#### [Data]
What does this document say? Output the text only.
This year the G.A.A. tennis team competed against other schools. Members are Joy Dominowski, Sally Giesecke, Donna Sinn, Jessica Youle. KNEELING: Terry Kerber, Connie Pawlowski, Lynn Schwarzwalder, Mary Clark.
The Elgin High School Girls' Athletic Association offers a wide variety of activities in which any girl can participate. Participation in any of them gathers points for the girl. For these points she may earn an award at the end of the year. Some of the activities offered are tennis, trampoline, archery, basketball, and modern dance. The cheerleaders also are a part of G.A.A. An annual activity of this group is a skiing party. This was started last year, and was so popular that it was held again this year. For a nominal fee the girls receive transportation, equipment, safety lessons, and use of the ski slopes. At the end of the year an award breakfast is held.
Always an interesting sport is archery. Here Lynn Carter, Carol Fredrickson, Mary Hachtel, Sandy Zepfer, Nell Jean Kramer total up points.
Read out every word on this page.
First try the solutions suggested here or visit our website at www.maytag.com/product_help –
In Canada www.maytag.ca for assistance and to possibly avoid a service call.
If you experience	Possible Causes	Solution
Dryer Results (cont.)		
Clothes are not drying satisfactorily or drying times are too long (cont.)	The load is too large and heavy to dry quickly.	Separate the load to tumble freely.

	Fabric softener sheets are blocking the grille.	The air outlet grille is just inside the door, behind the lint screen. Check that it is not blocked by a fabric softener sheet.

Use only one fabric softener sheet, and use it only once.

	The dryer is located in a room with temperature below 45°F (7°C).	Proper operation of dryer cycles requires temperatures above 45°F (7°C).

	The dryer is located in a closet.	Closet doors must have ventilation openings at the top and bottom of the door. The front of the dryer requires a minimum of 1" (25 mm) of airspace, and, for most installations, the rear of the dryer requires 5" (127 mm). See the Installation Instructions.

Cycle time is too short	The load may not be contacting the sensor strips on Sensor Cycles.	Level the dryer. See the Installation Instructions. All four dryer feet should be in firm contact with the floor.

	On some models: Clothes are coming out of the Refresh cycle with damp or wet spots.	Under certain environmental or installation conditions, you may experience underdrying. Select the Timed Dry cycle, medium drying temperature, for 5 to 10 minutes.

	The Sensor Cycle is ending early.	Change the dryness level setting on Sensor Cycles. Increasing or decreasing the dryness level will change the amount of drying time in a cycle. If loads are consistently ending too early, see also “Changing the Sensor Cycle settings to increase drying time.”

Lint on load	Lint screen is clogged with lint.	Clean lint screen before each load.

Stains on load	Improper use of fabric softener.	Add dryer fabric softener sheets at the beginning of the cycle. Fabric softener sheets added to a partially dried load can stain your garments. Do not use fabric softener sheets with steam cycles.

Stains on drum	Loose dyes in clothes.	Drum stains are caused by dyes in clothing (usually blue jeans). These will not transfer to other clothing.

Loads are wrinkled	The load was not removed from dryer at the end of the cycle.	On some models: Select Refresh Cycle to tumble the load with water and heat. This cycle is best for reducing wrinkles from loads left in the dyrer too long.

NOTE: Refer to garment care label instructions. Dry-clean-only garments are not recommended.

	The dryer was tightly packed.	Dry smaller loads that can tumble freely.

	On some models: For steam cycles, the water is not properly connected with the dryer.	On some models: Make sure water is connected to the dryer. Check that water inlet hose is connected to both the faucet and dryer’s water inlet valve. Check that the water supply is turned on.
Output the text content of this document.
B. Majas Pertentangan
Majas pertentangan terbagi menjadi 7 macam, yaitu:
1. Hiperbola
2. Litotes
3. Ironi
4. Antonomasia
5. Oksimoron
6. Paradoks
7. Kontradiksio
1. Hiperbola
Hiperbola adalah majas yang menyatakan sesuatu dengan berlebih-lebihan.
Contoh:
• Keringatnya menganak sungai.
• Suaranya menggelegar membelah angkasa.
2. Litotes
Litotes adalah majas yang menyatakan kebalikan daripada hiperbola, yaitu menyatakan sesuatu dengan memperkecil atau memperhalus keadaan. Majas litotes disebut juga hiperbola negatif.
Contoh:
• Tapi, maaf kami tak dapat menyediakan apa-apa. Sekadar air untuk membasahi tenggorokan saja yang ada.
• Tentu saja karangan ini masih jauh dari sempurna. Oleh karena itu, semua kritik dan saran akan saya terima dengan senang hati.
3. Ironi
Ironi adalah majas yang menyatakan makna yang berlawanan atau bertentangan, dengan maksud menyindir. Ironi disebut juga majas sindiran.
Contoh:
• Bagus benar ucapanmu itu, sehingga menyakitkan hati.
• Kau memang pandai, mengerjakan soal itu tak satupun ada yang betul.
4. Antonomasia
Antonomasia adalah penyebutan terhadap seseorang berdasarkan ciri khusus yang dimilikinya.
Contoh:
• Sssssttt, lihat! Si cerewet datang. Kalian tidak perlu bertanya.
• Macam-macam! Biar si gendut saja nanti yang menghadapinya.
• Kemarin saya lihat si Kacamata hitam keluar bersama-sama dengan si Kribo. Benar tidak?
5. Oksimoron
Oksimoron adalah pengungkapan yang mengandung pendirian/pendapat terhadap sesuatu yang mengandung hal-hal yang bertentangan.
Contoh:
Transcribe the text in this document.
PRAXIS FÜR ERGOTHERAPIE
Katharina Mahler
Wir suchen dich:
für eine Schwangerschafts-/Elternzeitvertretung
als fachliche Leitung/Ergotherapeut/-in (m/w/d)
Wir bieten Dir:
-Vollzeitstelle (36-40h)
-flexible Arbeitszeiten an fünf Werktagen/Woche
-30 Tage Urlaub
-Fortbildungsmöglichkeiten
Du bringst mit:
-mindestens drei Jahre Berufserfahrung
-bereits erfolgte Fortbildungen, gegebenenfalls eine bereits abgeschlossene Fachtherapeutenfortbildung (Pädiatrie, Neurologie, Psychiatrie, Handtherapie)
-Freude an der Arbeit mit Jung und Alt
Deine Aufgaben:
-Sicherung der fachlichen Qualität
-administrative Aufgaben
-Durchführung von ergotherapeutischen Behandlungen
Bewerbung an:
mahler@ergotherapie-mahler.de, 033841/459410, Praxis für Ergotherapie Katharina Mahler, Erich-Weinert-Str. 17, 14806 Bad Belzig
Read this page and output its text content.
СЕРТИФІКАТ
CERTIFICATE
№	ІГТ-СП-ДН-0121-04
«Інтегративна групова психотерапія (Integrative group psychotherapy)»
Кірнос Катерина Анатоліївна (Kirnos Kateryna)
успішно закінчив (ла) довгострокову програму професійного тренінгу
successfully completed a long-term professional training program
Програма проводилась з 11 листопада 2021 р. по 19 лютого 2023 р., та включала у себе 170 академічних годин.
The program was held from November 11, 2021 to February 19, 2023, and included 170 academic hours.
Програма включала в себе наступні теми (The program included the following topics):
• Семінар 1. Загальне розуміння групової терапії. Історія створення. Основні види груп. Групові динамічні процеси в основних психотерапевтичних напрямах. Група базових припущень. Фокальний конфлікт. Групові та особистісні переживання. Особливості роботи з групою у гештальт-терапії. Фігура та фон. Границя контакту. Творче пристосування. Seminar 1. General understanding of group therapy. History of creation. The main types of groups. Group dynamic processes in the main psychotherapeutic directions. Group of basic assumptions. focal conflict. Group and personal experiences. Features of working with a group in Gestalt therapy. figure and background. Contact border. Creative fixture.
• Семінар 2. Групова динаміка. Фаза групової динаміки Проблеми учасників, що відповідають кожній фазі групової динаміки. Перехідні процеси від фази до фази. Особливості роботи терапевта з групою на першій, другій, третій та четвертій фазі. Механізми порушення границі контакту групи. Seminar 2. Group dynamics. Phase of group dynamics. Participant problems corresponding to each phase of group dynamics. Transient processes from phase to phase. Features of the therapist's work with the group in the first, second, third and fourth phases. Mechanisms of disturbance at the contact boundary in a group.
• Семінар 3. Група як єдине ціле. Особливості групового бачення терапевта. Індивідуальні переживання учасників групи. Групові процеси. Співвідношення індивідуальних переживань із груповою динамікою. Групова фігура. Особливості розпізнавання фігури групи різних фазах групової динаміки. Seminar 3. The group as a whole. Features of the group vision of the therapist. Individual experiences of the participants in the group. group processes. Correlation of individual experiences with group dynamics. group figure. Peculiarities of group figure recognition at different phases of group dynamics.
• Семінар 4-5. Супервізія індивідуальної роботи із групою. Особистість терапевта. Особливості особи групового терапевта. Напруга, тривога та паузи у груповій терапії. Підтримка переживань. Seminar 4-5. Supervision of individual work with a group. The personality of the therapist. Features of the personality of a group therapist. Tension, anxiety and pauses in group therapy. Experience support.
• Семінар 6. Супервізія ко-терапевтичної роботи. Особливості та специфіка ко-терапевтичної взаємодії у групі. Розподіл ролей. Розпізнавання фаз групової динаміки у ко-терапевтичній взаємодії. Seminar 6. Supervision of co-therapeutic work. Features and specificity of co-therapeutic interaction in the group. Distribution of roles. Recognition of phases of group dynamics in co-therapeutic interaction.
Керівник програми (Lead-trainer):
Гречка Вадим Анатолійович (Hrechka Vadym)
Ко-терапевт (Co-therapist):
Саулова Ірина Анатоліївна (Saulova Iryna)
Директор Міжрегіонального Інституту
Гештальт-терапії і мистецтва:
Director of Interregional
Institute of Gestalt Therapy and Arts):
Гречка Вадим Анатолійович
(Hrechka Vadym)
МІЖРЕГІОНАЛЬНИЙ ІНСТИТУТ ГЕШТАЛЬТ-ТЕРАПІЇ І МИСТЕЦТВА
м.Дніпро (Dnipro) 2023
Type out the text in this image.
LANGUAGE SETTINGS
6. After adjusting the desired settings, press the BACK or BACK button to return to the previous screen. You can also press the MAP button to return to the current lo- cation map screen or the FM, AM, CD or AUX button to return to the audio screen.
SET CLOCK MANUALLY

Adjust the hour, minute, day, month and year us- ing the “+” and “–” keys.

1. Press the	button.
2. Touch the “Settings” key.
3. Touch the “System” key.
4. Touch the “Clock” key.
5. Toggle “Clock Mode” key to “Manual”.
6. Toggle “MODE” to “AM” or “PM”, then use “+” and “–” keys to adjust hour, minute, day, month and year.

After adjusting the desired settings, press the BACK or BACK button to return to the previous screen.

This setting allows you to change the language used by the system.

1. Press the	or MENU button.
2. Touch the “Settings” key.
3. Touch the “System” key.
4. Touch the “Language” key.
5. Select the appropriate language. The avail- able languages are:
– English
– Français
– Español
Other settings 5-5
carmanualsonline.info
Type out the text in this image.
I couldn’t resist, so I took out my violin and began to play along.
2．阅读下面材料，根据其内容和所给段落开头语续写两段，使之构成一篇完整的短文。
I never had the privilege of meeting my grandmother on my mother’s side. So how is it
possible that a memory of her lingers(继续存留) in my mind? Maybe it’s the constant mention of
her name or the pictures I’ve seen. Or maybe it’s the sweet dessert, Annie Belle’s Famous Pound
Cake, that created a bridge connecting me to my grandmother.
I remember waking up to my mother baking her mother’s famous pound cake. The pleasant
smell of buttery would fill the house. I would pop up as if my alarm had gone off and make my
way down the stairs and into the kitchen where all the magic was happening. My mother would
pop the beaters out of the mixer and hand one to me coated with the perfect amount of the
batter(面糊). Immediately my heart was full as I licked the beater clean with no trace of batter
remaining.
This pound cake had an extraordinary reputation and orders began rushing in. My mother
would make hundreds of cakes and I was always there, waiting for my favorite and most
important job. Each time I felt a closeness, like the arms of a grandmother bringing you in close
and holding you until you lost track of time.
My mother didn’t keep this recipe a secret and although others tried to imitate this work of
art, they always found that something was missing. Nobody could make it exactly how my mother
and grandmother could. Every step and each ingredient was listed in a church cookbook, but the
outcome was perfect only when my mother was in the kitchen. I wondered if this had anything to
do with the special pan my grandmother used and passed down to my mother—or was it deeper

#### [Task]
Copy out all lines where the word "fabric" appears.

#### [Output for this task]
	Fabric softener sheets are blocking the grille.	The air outlet grille is just inside the door, behind the lint screen. Check that it is not blocked by a fabric softener sheet.
Use only one fabric softener sheet, and use it only once.
Stains on load	Improper use of fabric softener.	Add dryer fabric softener sheets at the beginning of the cycle. Fabric softener sheets added to a partially dried load can stain your garments. Do not use fabric softener sheets with steam cycles.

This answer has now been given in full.